* SET EXERCISE 1:
Retype the passage of the winter tire comparison from "On the other hand, the" up to and including "or aquaplaning resistance.".
** begin SELECTION **
Lastly, this central rib doesn’t fall short in terms of siping either, so you get ton of these full depth interlocking, and 3D sipes.

On the other hand, Firestone Winterforce 2 also features a directional pattern.

Firestone Winterforce 2
Firestone Winterforce 2

The tread has three sections, that look like columns of blocks, (their technical term is rib).

So these ribs create 4 longitudinal channels as you can see.

The central-most rib don’t form any proper blocks, though its very biting. It looks a pattern of leaves on a vine.

You get to sharp notches here, along with small toothed edges, and of course a lot of siping (like all other winter tires).

The surrounding ribs are more aggressive, and besides having all those features of notches and siping, they get to have a more open structure, allowing for interconnected groove formations.

Though the shoulder lugs are very blocky/squared-off.

So they although carry stud holes and wave-like sipes like other blocks, they don’t provide as many biters.

Wet Traction

Wet traction is primarily determined by two factors: grip, and resistance to aqua or hydroplaning, and we have some mixed results.

In case of grip, the Blizzak WS90 takes the lead with its multi angled sipes, and a mixture of both rectilinear and interlocking patterns.

These basically point in multiple directions and suck up the water particles, clearing path for the rest of the biters/tread rubber to grip in.

(That’s how sipes work BTW, the create vacuum, and suck water in).

On the other hand, the Firestone Winterforce 2 is equipped with only laterally-oriented siping and missing with rectilinear pattern of those slits.

So you do not get as much of a grip, though the tire does slightly better when it comes to aquaplaning (which is a term used to describe, when a tire starts to float over water).

During testing, the tire demonstrated marginally higher speeds in both curved and straight aquaplaning tests, and this is because it’s wider groove channel out water much faster compared to its counterpart.

So overall Bridgestone Blizzak WS90 does better in grip, while the Firestone Winterforce leads the way, when it comes to hydro or aquaplaning resistance.
** end SELECTION **
** begin RECORDS TO PROCESS **
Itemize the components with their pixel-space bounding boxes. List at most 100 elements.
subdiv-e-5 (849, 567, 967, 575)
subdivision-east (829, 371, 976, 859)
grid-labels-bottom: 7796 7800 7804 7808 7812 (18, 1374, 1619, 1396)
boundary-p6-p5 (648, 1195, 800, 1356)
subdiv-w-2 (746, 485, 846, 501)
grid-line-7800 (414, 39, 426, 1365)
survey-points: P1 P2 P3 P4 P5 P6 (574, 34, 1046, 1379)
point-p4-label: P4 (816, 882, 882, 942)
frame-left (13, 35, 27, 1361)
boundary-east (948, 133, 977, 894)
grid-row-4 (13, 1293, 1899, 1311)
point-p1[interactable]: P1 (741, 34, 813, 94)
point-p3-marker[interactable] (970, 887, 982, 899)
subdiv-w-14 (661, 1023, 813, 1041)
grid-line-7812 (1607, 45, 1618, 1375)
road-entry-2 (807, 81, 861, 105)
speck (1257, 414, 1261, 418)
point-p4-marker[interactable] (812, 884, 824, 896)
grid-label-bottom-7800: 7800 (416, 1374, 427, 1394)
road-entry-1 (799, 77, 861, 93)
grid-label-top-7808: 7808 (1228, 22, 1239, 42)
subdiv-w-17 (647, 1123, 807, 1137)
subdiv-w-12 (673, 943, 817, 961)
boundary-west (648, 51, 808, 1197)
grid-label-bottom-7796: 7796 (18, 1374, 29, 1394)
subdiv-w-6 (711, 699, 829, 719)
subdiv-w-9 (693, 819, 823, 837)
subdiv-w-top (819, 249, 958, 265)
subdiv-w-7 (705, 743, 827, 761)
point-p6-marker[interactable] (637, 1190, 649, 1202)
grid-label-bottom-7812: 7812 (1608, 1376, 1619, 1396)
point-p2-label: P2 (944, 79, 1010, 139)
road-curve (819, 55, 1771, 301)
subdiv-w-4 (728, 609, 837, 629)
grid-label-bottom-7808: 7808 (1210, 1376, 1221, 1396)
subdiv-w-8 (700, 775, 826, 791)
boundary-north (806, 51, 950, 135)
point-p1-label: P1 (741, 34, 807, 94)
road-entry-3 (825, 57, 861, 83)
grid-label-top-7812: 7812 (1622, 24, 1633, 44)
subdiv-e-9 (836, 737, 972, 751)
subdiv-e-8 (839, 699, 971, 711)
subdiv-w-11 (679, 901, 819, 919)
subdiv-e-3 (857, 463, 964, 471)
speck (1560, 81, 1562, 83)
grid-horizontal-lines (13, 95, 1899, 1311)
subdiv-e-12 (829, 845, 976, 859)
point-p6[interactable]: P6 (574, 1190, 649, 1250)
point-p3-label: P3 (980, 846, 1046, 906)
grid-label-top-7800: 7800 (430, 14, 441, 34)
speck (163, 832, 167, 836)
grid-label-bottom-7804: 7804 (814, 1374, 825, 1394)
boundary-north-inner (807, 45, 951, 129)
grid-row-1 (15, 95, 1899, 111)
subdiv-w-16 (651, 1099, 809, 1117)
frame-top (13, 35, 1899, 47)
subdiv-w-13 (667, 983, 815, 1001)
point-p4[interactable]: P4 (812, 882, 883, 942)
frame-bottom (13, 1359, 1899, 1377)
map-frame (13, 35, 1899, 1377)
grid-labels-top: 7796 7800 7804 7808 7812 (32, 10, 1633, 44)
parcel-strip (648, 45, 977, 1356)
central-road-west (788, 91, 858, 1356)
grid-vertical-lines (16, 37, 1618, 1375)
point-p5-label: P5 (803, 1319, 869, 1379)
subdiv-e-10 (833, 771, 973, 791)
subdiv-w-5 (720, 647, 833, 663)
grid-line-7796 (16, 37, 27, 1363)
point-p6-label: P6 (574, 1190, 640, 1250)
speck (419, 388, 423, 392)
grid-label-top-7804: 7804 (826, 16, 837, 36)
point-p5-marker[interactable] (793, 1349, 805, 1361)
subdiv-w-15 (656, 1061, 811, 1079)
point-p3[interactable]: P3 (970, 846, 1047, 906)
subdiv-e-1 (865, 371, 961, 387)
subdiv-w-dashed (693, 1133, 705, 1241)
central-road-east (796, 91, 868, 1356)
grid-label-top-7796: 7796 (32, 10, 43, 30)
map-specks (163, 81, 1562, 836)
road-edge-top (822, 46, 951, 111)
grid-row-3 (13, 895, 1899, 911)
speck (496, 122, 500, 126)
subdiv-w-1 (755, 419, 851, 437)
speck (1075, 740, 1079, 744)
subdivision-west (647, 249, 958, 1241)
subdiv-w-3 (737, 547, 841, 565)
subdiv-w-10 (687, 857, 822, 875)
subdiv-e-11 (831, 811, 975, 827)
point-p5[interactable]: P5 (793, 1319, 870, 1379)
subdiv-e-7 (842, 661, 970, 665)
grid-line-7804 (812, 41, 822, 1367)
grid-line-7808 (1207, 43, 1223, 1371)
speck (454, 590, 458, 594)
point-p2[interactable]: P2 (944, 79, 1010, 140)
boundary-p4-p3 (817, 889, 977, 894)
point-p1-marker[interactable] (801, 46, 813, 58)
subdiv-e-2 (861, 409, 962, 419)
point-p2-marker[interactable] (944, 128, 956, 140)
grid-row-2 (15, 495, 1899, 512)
** end RECORDS TO PROCESS **
* SET EXERCISE 2:
Lay out the rows as a JSON list of strings, one string per line, from the first line of the rows up to and including the line with "subdiv-e-12 (829, 845, 976, 859)". Leave out blank lines.

* REPLY 1:
On the other hand, the Firestone Winterforce 2 is equipped with only laterally-oriented siping and missing with rectilinear pattern of those slits.

So you do not get as much of a grip, though the tire does slightly better when it comes to aquaplaning (which is a term used to describe, when a tire starts to float over water).

During testing, the tire demonstrated marginally higher speeds in both curved and straight aquaplaning tests, and this is because it’s wider groove channel out water much faster compared to its counterpart.

So overall Bridgestone Blizzak WS90 does better in grip, while the Firestone Winterforce leads the way, when it comes to hydro or aquaplaning resistance.

* REPLY 2:
[
  "Itemize the components with their pixel-space bounding boxes. List at most 100 elements.",
  "subdiv-e-5 (849, 567, 967, 575)",
  "subdivision-east (829, 371, 976, 859)",
  "grid-labels-bottom: 7796 7800 7804 7808 7812 (18, 1374, 1619, 1396)",
  "boundary-p6-p5 (648, 1195, 800, 1356)",
  "subdiv-w-2 (746, 485, 846, 501)",
  "grid-line-7800 (414, 39, 426, 1365)",
  "survey-points: P1 P2 P3 P4 P5 P6 (574, 34, 1046, 1379)",
  "point-p4-label: P4 (816, 882, 882, 942)",
  "frame-left (13, 35, 27, 1361)",
  "boundary-east (948, 133, 977, 894)",
  "grid-row-4 (13, 1293, 1899, 1311)",
  "point-p1[interactable]: P1 (741, 34, 813, 94)",
  "point-p3-marker[interactable] (970, 887, 982, 899)",
  "subdiv-w-14 (661, 1023, 813, 1041)",
  "grid-line-7812 (1607, 45, 1618, 1375)",
  "road-entry-2 (807, 81, 861, 105)",
  "speck (1257, 414, 1261, 418)",
  "point-p4-marker[interactable] (812, 884, 824, 896)",
  "grid-label-bottom-7800: 7800 (416, 1374, 427, 1394)",
  "road-entry-1 (799, 77, 861, 93)",
  "grid-label-top-7808: 7808 (1228, 22, 1239, 42)",
  "subdiv-w-17 (647, 1123, 807, 1137)",
  "subdiv-w-12 (673, 943, 817, 961)",
  "boundary-west (648, 51, 808, 1197)",
  "grid-label-bottom-7796: 7796 (18, 1374, 29, 1394)",
  "subdiv-w-6 (711, 699, 829, 719)",
  "subdiv-w-9 (693, 819, 823, 837)",
  "subdiv-w-top (819, 249, 958, 265)",
  "subdiv-w-7 (705, 743, 827, 761)",
  "point-p6-marker[interactable] (637, 1190, 649, 1202)",
  "grid-label-bottom-7812: 7812 (1608, 1376, 1619, 1396)",
  "point-p2-label: P2 (944, 79, 1010, 139)",
  "road-curve (819, 55, 1771, 301)",
  "subdiv-w-4 (728, 609, 837, 629)",
  "grid-label-bottom-7808: 7808 (1210, 1376, 1221, 1396)",
  "subdiv-w-8 (700, 775, 826, 791)",
  "boundary-north (806, 51, 950, 135)",
  "point-p1-label: P1 (741, 34, 807, 94)",
  "road-entry-3 (825, 57, 861, 83)",
  "grid-label-top-7812: 7812 (1622, 24, 1633, 44)",
  "subdiv-e-9 (836, 737, 972, 751)",
  "subdiv-e-8 (839, 699, 971, 711)",
  "subdiv-w-11 (679, 901, 819, 919)",
  "subdiv-e-3 (857, 463, 964, 471)",
  "speck (1560, 81, 1562, 83)",
  "grid-horizontal-lines (13, 95, 1899, 1311)",
  "subdiv-e-12 (829, 845, 976, 859)"
]